* SET PROBLEM:
Count how many lines of the data include "this". The answer is that number and nothing else.

(Stored entries)

******************************

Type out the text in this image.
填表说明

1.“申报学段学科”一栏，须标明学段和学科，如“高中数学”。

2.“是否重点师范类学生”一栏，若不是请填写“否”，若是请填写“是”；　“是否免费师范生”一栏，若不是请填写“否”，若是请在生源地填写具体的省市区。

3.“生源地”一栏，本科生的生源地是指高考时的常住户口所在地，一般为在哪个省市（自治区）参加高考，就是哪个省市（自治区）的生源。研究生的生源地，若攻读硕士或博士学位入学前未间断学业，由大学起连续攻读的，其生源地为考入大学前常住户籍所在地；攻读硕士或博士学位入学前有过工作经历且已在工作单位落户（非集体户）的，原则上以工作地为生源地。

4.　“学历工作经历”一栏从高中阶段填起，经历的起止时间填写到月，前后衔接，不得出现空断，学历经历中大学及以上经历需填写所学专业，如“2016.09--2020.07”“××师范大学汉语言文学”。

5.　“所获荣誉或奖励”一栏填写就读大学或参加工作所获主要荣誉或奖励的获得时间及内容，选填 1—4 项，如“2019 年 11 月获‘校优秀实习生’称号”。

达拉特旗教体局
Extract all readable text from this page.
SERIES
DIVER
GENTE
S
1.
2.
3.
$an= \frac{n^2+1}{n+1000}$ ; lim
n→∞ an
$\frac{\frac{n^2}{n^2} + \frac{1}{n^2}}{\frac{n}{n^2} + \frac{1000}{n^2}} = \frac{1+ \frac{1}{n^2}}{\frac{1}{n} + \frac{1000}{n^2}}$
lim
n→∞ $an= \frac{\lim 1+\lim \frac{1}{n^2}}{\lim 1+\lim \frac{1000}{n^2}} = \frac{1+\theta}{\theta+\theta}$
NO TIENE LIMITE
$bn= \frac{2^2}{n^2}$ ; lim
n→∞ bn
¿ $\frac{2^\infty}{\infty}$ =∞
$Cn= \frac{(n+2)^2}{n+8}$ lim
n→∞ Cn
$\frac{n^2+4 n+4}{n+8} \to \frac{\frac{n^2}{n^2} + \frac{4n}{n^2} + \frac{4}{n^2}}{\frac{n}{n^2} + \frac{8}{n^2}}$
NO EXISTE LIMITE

******************************

* RESULT:
2